Write out every entry word for word.

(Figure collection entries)
***

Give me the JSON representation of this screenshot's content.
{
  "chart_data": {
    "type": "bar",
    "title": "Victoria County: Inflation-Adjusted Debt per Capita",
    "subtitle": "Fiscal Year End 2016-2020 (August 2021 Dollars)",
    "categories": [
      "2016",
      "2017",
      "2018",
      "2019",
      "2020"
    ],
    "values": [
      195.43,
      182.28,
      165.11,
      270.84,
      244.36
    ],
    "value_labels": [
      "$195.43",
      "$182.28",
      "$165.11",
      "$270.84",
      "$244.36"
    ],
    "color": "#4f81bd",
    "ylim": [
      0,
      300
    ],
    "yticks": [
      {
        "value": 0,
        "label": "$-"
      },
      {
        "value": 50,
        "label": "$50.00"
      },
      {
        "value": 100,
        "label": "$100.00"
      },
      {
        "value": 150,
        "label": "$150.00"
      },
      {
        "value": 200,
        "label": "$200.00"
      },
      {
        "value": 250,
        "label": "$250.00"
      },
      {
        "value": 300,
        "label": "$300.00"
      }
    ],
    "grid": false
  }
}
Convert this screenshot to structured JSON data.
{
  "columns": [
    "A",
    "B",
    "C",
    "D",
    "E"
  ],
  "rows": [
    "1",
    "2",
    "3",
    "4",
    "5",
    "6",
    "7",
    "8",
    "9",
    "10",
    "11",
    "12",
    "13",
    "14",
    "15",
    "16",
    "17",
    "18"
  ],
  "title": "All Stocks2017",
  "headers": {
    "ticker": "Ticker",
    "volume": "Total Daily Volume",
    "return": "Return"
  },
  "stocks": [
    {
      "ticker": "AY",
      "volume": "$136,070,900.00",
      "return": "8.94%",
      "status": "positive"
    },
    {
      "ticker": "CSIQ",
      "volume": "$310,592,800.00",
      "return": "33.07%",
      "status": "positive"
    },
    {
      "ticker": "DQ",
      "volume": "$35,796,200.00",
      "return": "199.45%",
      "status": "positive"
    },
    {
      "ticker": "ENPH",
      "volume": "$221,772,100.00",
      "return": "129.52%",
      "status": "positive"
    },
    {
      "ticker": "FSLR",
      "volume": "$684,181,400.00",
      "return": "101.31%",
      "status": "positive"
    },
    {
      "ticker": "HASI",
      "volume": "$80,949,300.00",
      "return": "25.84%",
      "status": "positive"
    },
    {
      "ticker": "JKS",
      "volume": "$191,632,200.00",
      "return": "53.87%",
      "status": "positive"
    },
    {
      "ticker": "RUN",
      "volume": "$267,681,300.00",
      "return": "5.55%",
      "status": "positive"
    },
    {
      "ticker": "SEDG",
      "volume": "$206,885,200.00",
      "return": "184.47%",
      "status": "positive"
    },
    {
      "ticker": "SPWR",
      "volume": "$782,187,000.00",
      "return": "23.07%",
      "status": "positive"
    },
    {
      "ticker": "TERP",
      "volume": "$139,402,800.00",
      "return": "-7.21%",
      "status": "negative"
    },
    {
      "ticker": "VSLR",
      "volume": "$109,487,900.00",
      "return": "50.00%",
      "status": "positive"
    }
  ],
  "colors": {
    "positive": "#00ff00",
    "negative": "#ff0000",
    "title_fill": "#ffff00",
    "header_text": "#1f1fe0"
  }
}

***

**Answer to the problem**
Give me the JSON representation of this screenshot's content.
{
  "chart_data": {
    "type": "bar",
    "title": "Victoria County: Inflation-Adjusted Debt per Capita",
    "subtitle": "Fiscal Year End 2016-2020 (August 2021 Dollars)",
    "categories": [
      "2016",
      "2017",
      "2018",
      "2019",
      "2020"
    ],
    "values": [
      195.43,
      182.28,
      165.11,
      270.84,
      244.36
    ],
    "value_labels": [
      "$195.43",
      "$182.28",
      "$165.11",
      "$270.84",
      "$244.36"
    ],
    "color": "#4f81bd",
    "ylim": [
      0,
      300
    ],
    "yticks": [
      {
        "value": 0,
        "label": "$-"
      },
      {
        "value": 50,
        "label": "$50.00"
      },
      {
        "value": 100,
        "label": "$100.00"
      },
      {
        "value": 150,
        "label": "$150.00"
      },
      {
        "value": 200,
        "label": "$200.00"
      },
      {
        "value": 250,
        "label": "$250.00"
      },
      {
        "value": 300,
        "label": "$300.00"
      }
    ],
    "grid": false
  }
}
Convert this screenshot to structured JSON data.
{
  "columns": [
    "A",
    "B",
    "C",
    "D",
    "E"
  ],
  "rows": [
    "1",
    "2",
    "3",
    "4",
    "5",
    "6",
    "7",
    "8",
    "9",
    "10",
    "11",
    "12",
    "13",
    "14",
    "15",
    "16",
    "17",
    "18"
  ],
  "title": "All Stocks2017",
  "headers": {
    "ticker": "Ticker",
    "volume": "Total Daily Volume",
    "return": "Return"
  },
  "stocks": [
    {
      "ticker": "AY",
      "volume": "$136,070,900.00",
      "return": "8.94%",
      "status": "positive"
    },
    {
      "ticker": "CSIQ",
      "volume": "$310,592,800.00",
      "return": "33.07%",
      "status": "positive"
    },
    {
      "ticker": "DQ",
      "volume": "$35,796,200.00",
      "return": "199.45%",
      "status": "positive"
    },
    {
      "ticker": "ENPH",
      "volume": "$221,772,100.00",
      "return": "129.52%",
      "status": "positive"
    },
    {
      "ticker": "FSLR",
      "volume": "$684,181,400.00",
      "return": "101.31%",
      "status": "positive"
    },
    {
      "ticker": "HASI",
      "volume": "$80,949,300.00",
      "return": "25.84%",
      "status": "positive"
    },
    {
      "ticker": "JKS",
      "volume": "$191,632,200.00",
      "return": "53.87%",
      "status": "positive"
    },
    {
      "ticker": "RUN",
      "volume": "$267,681,300.00",
      "return": "5.55%",
      "status": "positive"
    },
    {
      "ticker": "SEDG",
      "volume": "$206,885,200.00",
      "return": "184.47%",
      "status": "positive"
    },
    {
      "ticker": "SPWR",
      "volume": "$782,187,000.00",
      "return": "23.07%",
      "status": "positive"
    },
    {
      "ticker": "TERP",
      "volume": "$139,402,800.00",
      "return": "-7.21%",
      "status": "negative"
    },
    {
      "ticker": "VSLR",
      "volume": "$109,487,900.00",
      "return": "50.00%",
      "status": "positive"
    }
  ],
  "colors": {
    "positive": "#00ff00",
    "negative": "#ff0000",
    "title_fill": "#ffff00",
    "header_text": "#1f1fe0"
  }
}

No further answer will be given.